Brief: Give only the number of lines that include the string "color".

Dataset listings of figures:
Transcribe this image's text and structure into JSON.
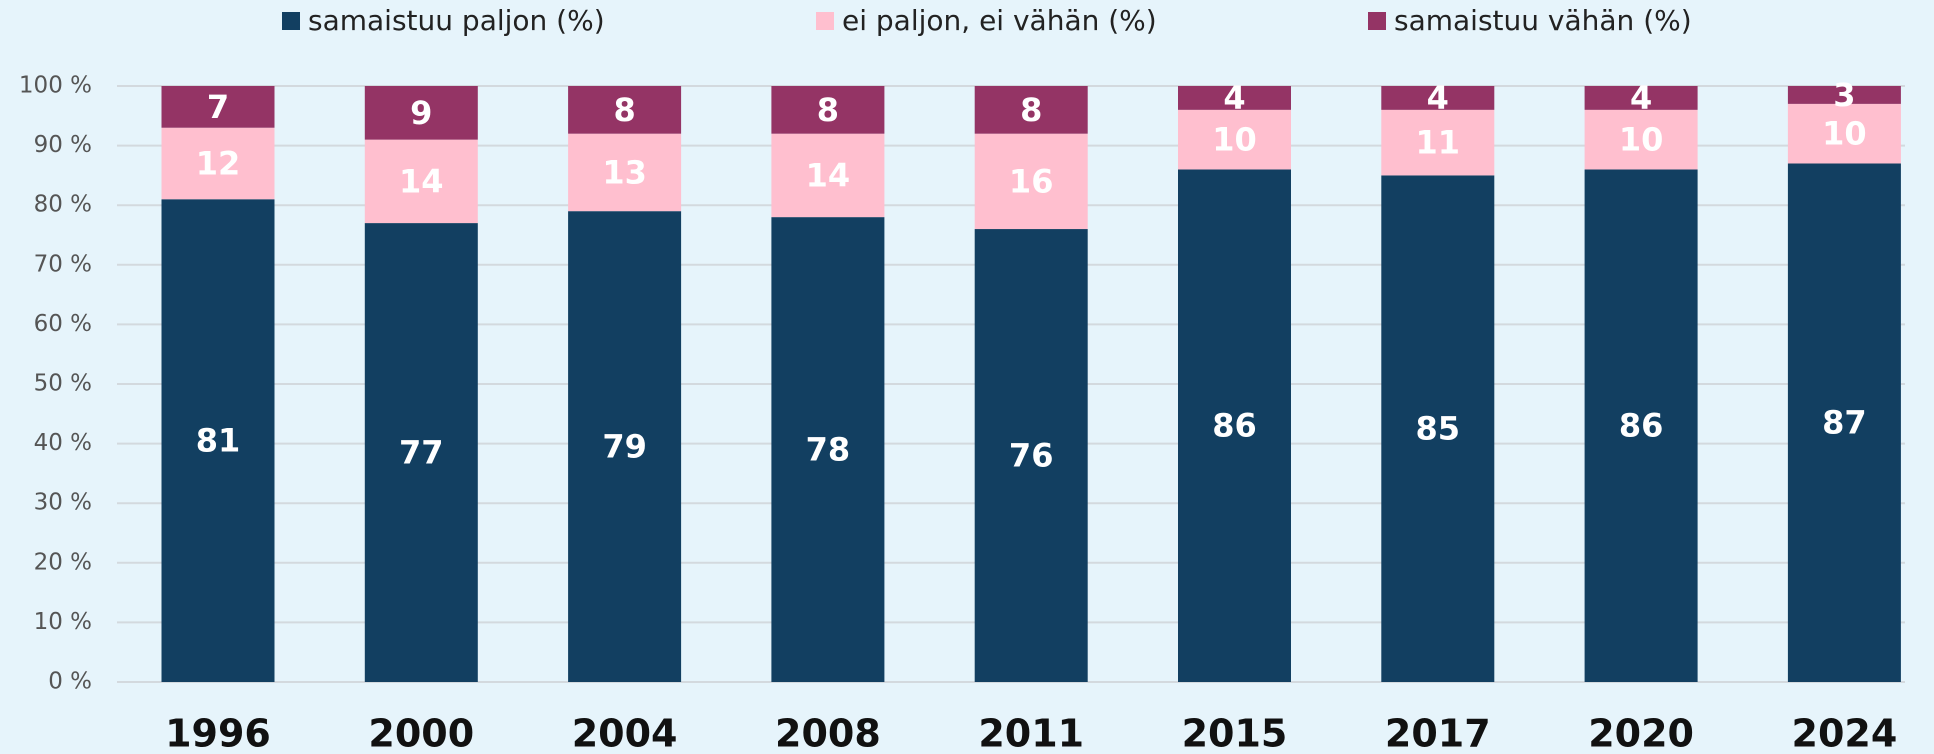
{
  "chart_data": {
    "type": "stacked_bar",
    "categories": [
      "1996",
      "2000",
      "2004",
      "2008",
      "2011",
      "2015",
      "2017",
      "2020",
      "2024"
    ],
    "series": [
      {
        "name": "samaistuu paljon (%)",
        "color": "#123f61",
        "values": [
          81,
          77,
          79,
          78,
          76,
          86,
          85,
          86,
          87
        ]
      },
      {
        "name": "ei paljon, ei vähän (%)",
        "color": "#ffbfcf",
        "values": [
          12,
          14,
          13,
          14,
          16,
          10,
          11,
          10,
          10
        ]
      },
      {
        "name": "samaistuu vähän (%)",
        "color": "#943465",
        "values": [
          7,
          9,
          8,
          8,
          8,
          4,
          4,
          4,
          3
        ]
      }
    ],
    "ylim": [
      0,
      100
    ],
    "yticks": [
      {
        "value": 0,
        "label": "0 %"
      },
      {
        "value": 10,
        "label": "10 %"
      },
      {
        "value": 20,
        "label": "20 %"
      },
      {
        "value": 30,
        "label": "30 %"
      },
      {
        "value": 40,
        "label": "40 %"
      },
      {
        "value": 50,
        "label": "50 %"
      },
      {
        "value": 60,
        "label": "60 %"
      },
      {
        "value": 70,
        "label": "70 %"
      },
      {
        "value": 80,
        "label": "80 %"
      },
      {
        "value": 90,
        "label": "90 %"
      },
      {
        "value": 100,
        "label": "100 %"
      }
    ],
    "grid": true,
    "legend": "top"
  }
}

Completed exercise: 3